**課題の内容:** 記録の冒頭から「result-meta: 1 hour ago • New [156,560,233,572]」を含む行までを、最初と最後の行も含めてそのまま書き写せ。

**課題の資料:**
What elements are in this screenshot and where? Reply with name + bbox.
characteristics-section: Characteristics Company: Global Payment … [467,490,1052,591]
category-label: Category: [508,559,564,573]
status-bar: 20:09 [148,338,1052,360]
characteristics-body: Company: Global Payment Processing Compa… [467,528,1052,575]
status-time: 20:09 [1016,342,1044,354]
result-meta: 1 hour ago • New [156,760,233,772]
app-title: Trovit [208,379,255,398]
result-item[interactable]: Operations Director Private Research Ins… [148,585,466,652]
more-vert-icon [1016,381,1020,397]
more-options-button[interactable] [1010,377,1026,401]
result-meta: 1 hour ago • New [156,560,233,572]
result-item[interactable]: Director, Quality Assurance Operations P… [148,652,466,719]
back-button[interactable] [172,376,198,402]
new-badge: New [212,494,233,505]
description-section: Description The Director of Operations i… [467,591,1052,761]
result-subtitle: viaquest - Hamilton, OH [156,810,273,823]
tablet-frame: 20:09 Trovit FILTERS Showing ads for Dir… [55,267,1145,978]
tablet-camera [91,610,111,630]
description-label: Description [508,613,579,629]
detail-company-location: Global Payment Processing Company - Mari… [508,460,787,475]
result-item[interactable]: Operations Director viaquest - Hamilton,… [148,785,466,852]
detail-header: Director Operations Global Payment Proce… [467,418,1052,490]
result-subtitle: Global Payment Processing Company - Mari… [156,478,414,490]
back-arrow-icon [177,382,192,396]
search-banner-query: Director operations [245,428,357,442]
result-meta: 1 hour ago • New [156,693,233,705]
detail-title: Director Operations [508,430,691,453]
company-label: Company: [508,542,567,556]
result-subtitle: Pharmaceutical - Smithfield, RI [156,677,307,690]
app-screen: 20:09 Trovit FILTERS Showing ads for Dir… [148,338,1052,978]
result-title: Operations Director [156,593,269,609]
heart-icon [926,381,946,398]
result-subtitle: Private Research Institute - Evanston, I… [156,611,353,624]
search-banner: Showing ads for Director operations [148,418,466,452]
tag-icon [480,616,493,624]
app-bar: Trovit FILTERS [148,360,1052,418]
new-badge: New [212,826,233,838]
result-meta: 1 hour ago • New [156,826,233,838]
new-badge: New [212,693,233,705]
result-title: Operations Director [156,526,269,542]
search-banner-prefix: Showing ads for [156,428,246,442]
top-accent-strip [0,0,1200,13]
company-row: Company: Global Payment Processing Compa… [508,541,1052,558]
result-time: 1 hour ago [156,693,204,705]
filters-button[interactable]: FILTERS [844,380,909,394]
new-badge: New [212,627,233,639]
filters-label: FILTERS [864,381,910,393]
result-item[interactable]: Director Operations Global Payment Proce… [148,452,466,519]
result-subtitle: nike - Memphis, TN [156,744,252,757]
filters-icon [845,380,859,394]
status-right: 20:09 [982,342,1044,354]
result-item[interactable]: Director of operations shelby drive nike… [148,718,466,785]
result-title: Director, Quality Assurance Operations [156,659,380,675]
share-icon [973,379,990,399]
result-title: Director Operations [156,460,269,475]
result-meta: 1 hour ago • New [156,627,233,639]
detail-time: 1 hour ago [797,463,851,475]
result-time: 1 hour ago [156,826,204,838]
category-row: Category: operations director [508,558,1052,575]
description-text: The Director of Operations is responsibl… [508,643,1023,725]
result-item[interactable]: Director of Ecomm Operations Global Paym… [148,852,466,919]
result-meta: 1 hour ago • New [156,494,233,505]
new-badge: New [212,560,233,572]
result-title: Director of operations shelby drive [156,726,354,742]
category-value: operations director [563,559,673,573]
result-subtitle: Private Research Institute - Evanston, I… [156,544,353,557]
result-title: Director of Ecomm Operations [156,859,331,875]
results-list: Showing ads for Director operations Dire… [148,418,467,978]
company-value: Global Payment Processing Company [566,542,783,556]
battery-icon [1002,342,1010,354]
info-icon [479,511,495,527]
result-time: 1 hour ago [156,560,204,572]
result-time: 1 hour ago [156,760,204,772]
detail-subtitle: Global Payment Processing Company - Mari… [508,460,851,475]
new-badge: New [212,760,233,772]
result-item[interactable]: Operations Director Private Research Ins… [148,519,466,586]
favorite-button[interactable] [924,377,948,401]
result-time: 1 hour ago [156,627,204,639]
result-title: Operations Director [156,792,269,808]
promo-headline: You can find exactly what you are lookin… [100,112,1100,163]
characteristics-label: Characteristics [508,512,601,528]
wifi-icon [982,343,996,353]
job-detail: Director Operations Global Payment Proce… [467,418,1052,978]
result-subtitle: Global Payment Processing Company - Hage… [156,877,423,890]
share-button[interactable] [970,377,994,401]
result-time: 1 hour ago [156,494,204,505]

**課題への解答:**
What elements are in this screenshot and where? Reply with name + bbox.
characteristics-section: Characteristics Company: Global Payment … [467,490,1052,591]
category-label: Category: [508,559,564,573]
status-bar: 20:09 [148,338,1052,360]
characteristics-body: Company: Global Payment Processing Compa… [467,528,1052,575]
status-time: 20:09 [1016,342,1044,354]
result-meta: 1 hour ago • New [156,760,233,772]
app-title: Trovit [208,379,255,398]
result-item[interactable]: Operations Director Private Research Ins… [148,585,466,652]
more-vert-icon [1016,381,1020,397]
more-options-button[interactable] [1010,377,1026,401]
result-meta: 1 hour ago • New [156,560,233,572]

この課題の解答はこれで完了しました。